[Start Material for this task]

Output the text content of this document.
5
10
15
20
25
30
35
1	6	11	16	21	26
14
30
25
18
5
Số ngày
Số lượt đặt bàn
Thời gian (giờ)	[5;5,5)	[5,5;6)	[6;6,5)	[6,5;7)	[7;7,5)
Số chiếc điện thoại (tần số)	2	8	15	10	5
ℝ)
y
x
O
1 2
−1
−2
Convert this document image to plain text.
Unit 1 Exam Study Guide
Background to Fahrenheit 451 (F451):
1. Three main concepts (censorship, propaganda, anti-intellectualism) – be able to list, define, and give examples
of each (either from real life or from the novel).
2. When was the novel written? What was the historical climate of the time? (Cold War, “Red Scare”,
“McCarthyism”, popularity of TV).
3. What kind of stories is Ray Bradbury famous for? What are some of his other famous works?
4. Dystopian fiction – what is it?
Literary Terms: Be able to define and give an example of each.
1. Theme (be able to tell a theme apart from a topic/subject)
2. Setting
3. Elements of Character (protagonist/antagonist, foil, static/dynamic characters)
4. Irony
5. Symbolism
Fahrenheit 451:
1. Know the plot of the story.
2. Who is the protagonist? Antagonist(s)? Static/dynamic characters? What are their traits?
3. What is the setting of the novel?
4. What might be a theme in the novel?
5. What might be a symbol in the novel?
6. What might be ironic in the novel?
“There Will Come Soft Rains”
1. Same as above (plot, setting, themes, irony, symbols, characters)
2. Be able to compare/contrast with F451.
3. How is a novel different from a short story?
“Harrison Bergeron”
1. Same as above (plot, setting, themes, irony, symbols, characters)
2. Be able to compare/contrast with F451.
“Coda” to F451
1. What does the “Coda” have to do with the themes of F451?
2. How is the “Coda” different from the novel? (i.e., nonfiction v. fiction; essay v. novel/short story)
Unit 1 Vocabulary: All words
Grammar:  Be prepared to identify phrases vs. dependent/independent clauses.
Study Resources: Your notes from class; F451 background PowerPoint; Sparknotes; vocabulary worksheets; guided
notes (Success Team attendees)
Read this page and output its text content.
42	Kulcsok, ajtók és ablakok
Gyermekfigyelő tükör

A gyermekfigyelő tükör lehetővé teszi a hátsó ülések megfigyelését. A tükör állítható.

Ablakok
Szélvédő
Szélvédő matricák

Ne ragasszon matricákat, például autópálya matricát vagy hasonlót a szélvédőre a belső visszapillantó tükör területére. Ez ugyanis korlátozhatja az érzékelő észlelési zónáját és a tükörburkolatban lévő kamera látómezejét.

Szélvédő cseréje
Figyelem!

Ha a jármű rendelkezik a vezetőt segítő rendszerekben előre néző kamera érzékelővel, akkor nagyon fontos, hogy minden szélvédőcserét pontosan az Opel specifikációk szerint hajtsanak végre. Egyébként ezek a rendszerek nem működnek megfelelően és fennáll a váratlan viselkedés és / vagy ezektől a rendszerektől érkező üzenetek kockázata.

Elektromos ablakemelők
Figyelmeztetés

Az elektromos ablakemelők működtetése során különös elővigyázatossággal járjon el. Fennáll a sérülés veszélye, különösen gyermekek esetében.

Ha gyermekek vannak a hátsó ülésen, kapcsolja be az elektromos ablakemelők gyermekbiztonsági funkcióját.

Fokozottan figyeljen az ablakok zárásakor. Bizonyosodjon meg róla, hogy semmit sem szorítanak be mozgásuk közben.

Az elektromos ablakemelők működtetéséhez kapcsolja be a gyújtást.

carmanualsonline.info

[End Material for this task]

▶ _Exercise details_
Find the lines above that include the string "define" and copy them.

▶ _Completed exercise_
1. Three main concepts (censorship, propaganda, anti-intellectualism) – be able to list, define, and give examples
Literary Terms: Be able to define and give an example of each.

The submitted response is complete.